BRIEF:
Pictures appear in the records below; write out everything else exactly.

RECORDS SHOWN:
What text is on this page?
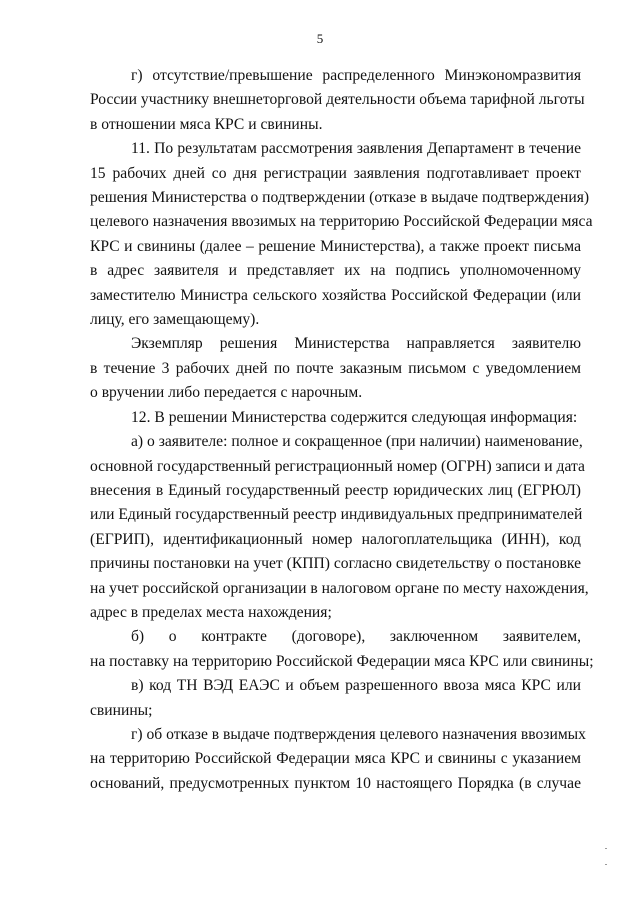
5
г) отсутствие/превышение распределенного Минэкономразвития
России участнику внешнеторговой деятельности объема тарифной льготы
в отношении мяса КРС и свинины.
11. По результатам рассмотрения заявления Департамент в течение
15 рабочих дней со дня регистрации заявления подготавливает проект
решения Министерства о подтверждении (отказе в выдаче подтверждения)
целевого назначения ввозимых на территорию Российской Федерации мяса
КРС и свинины (далее – решение Министерства), а также проект письма
в адрес заявителя и представляет их на подпись уполномоченному
заместителю Министра сельского хозяйства Российской Федерации (или
лицу, его замещающему).
Экземпляр решения Министерства направляется заявителю
в течение 3 рабочих дней по почте заказным письмом с уведомлением
о вручении либо передается с нарочным.
12. В решении Министерства содержится следующая информация:
а) о заявителе: полное и сокращенное (при наличии) наименование,
основной государственный регистрационный номер (ОГРН) записи и дата
внесения в Единый государственный реестр юридических лиц (ЕГРЮЛ)
или Единый государственный реестр индивидуальных предпринимателей
(ЕГРИП), идентификационный номер налогоплательщика (ИНН), код
причины постановки на учет (КПП) согласно свидетельству о постановке
на учет российской организации в налоговом органе по месту нахождения,
адрес в пределах места нахождения;
б) о контракте (договоре), заключенном заявителем,
на поставку на территорию Российской Федерации мяса КРС или свинины;
в) код ТН ВЭД ЕАЭС и объем разрешенного ввоза мяса КРС или
свинины;
г) об отказе в выдаче подтверждения целевого назначения ввозимых
на территорию Российской Федерации мяса КРС и свинины с указанием
оснований, предусмотренных пунктом 10 настоящего Порядка (в случае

EXERCISE ANSWER:
What text is on this page?
5
г) отсутствие/превышение распределенного Минэкономразвития
России участнику внешнеторговой деятельности объема тарифной льготы
в отношении мяса КРС и свинины.
11. По результатам рассмотрения заявления Департамент в течение
15 рабочих дней со дня регистрации заявления подготавливает проект
решения Министерства о подтверждении (отказе в выдаче подтверждения)
целевого назначения ввозимых на территорию Российской Федерации мяса
КРС и свинины (далее – решение Министерства), а также проект письма
в адрес заявителя и представляет их на подпись уполномоченному
заместителю Министра сельского хозяйства Российской Федерации (или
лицу, его замещающему).
Экземпляр решения Министерства направляется заявителю
в течение 3 рабочих дней по почте заказным письмом с уведомлением
о вручении либо передается с нарочным.
12. В решении Министерства содержится следующая информация:
а) о заявителе: полное и сокращенное (при наличии) наименование,
основной государственный регистрационный номер (ОГРН) записи и дата
внесения в Единый государственный реестр юридических лиц (ЕГРЮЛ)
или Единый государственный реестр индивидуальных предпринимателей
(ЕГРИП), идентификационный номер налогоплательщика (ИНН), код
причины постановки на учет (КПП) согласно свидетельству о постановке
на учет российской организации в налоговом органе по месту нахождения,
адрес в пределах места нахождения;
б) о контракте (договоре), заключенном заявителем,
на поставку на территорию Российской Федерации мяса КРС или свинины;
в) код ТН ВЭД ЕАЭС и объем разрешенного ввоза мяса КРС или
свинины;
г) об отказе в выдаче подтверждения целевого назначения ввозимых
на территорию Российской Федерации мяса КРС и свинины с указанием
оснований, предусмотренных пунктом 10 настоящего Порядка (в случае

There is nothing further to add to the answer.